> _What to do_: Copy out each line of the material below with no changes.

> _Material provided_:
=====

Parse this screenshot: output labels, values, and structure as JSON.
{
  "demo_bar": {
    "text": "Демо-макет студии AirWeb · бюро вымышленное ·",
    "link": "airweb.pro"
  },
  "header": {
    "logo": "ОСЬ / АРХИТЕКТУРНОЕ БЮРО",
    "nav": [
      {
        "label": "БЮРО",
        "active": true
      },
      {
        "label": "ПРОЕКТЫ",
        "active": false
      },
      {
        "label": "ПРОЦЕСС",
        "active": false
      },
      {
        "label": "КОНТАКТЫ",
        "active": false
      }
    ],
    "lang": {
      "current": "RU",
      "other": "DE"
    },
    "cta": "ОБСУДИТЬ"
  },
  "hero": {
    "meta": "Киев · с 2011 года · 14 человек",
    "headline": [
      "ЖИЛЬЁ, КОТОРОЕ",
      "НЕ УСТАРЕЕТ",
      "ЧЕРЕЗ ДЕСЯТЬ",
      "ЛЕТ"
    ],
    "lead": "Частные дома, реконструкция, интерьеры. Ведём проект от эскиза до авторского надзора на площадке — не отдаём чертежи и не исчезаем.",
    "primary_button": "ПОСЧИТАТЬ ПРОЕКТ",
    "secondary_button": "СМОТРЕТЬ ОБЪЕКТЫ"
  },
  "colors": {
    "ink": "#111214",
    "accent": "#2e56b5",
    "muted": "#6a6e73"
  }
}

=====

> _The answer_:
Parse this screenshot: output labels, values, and structure as JSON.
{
  "demo_bar": {
    "text": "Демо-макет студии AirWeb · бюро вымышленное ·",
    "link": "airweb.pro"
  },
  "header": {
    "logo": "ОСЬ / АРХИТЕКТУРНОЕ БЮРО",
    "nav": [
      {
        "label": "БЮРО",
        "active": true
      },
      {
        "label": "ПРОЕКТЫ",
        "active": false
      },
      {
        "label": "ПРОЦЕСС",
        "active": false
      },
      {
        "label": "КОНТАКТЫ",
        "active": false
      }
    ],
    "lang": {
      "current": "RU",
      "other": "DE"
    },
    "cta": "ОБСУДИТЬ"
  },
  "hero": {
    "meta": "Киев · с 2011 года · 14 человек",
    "headline": [
      "ЖИЛЬЁ, КОТОРОЕ",
      "НЕ УСТАРЕЕТ",
      "ЧЕРЕЗ ДЕСЯТЬ",
      "ЛЕТ"
    ],
    "lead": "Частные дома, реконструкция, интерьеры. Ведём проект от эскиза до авторского надзора на площадке — не отдаём чертежи и не исчезаем.",
    "primary_button": "ПОСЧИТАТЬ ПРОЕКТ",
    "secondary_button": "СМОТРЕТЬ ОБЪЕКТЫ"
  },
  "colors": {
    "ink": "#111214",
    "accent": "#2e56b5",
    "muted": "#6a6e73"
  }
}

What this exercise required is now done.